DIRECTION:
Reproduce every line of the data below verbatim, with no alterations.

RECORD LIST:
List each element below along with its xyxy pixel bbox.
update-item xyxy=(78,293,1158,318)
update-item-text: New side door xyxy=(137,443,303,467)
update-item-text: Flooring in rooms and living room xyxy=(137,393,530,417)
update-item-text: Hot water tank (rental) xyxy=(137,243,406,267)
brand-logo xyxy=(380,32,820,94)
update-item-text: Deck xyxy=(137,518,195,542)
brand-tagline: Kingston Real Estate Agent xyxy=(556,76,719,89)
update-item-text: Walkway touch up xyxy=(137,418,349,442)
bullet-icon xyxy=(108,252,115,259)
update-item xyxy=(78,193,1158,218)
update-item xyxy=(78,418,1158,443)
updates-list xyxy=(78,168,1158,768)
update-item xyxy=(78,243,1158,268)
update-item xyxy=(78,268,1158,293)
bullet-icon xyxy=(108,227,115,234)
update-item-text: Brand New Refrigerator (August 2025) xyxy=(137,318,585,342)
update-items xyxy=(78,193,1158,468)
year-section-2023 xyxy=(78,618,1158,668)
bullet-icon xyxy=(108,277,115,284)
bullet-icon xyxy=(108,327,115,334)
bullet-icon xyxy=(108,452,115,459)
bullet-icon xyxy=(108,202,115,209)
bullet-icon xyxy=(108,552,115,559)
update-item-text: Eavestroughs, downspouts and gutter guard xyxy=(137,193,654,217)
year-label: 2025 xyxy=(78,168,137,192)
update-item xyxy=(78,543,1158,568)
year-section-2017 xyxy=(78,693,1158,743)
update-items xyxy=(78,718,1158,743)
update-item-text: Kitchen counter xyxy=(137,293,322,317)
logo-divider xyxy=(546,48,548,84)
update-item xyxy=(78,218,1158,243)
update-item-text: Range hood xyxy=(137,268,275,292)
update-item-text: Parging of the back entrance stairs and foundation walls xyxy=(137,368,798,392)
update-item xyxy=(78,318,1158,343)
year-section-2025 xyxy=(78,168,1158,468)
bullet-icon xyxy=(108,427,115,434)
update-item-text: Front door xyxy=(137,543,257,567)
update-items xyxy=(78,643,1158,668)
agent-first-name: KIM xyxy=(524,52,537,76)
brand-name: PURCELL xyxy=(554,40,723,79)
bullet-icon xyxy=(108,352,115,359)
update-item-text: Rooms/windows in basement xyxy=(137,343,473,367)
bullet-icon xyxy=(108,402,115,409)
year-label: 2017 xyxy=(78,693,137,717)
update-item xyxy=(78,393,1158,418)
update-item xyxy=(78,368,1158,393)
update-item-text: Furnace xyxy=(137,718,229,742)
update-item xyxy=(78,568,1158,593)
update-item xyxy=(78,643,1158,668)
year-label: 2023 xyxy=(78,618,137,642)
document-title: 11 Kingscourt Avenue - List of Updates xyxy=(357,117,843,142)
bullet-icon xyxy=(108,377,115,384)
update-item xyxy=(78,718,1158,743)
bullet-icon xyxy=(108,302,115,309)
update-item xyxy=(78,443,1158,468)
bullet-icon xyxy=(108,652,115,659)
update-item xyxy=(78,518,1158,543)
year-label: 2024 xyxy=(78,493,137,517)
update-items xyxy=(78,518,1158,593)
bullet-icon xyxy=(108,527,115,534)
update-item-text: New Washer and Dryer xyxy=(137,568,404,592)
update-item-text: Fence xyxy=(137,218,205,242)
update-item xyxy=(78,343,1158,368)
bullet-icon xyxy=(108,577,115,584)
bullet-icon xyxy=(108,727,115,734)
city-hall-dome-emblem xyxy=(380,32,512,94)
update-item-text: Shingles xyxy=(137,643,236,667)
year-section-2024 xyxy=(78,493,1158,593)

RESULT BELOW:
List each element below along with its xyxy pixel bbox.
update-item xyxy=(78,293,1158,318)
update-item-text: New side door xyxy=(137,443,303,467)
update-item-text: Flooring in rooms and living room xyxy=(137,393,530,417)
update-item-text: Hot water tank (rental) xyxy=(137,243,406,267)
brand-logo xyxy=(380,32,820,94)
update-item-text: Deck xyxy=(137,518,195,542)
brand-tagline: Kingston Real Estate Agent xyxy=(556,76,719,89)
update-item-text: Walkway touch up xyxy=(137,418,349,442)
bullet-icon xyxy=(108,252,115,259)
update-item xyxy=(78,193,1158,218)
update-item xyxy=(78,418,1158,443)
updates-list xyxy=(78,168,1158,768)
update-item xyxy=(78,243,1158,268)
update-item xyxy=(78,268,1158,293)
bullet-icon xyxy=(108,227,115,234)
update-item-text: Brand New Refrigerator (August 2025) xyxy=(137,318,585,342)
update-items xyxy=(78,193,1158,468)
year-section-2023 xyxy=(78,618,1158,668)
bullet-icon xyxy=(108,277,115,284)
bullet-icon xyxy=(108,327,115,334)
bullet-icon xyxy=(108,452,115,459)
bullet-icon xyxy=(108,202,115,209)
bullet-icon xyxy=(108,552,115,559)
update-item-text: Eavestroughs, downspouts and gutter guard xyxy=(137,193,654,217)
year-label: 2025 xyxy=(78,168,137,192)
update-item xyxy=(78,543,1158,568)
year-section-2017 xyxy=(78,693,1158,743)
update-items xyxy=(78,718,1158,743)
update-item-text: Kitchen counter xyxy=(137,293,322,317)
logo-divider xyxy=(546,48,548,84)
update-item xyxy=(78,218,1158,243)
update-item-text: Range hood xyxy=(137,268,275,292)
update-item-text: Parging of the back entrance stairs and foundation walls xyxy=(137,368,798,392)
update-item xyxy=(78,318,1158,343)
year-section-2025 xyxy=(78,168,1158,468)
bullet-icon xyxy=(108,427,115,434)
update-item-text: Front door xyxy=(137,543,257,567)
update-items xyxy=(78,643,1158,668)
agent-first-name: KIM xyxy=(524,52,537,76)
brand-name: PURCELL xyxy=(554,40,723,79)
bullet-icon xyxy=(108,352,115,359)
update-item-text: Rooms/windows in basement xyxy=(137,343,473,367)
bullet-icon xyxy=(108,402,115,409)
year-label: 2017 xyxy=(78,693,137,717)
update-item xyxy=(78,393,1158,418)
update-item xyxy=(78,368,1158,393)
update-item-text: Furnace xyxy=(137,718,229,742)
update-item xyxy=(78,568,1158,593)
update-item xyxy=(78,643,1158,668)
year-label: 2023 xyxy=(78,618,137,642)
document-title: 11 Kingscourt Avenue - List of Updates xyxy=(357,117,843,142)
bullet-icon xyxy=(108,377,115,384)
update-item xyxy=(78,718,1158,743)
bullet-icon xyxy=(108,302,115,309)
update-item xyxy=(78,443,1158,468)
bullet-icon xyxy=(108,652,115,659)
update-item xyxy=(78,518,1158,543)
year-label: 2024 xyxy=(78,493,137,517)
update-items xyxy=(78,518,1158,593)
bullet-icon xyxy=(108,527,115,534)
update-item-text: New Washer and Dryer xyxy=(137,568,404,592)
update-item-text: Fence xyxy=(137,218,205,242)
update-item xyxy=(78,343,1158,368)
bullet-icon xyxy=(108,577,115,584)
bullet-icon xyxy=(108,727,115,734)
city-hall-dome-emblem xyxy=(380,32,512,94)
update-item-text: Shingles xyxy=(137,643,236,667)
year-section-2024 xyxy=(78,493,1158,593)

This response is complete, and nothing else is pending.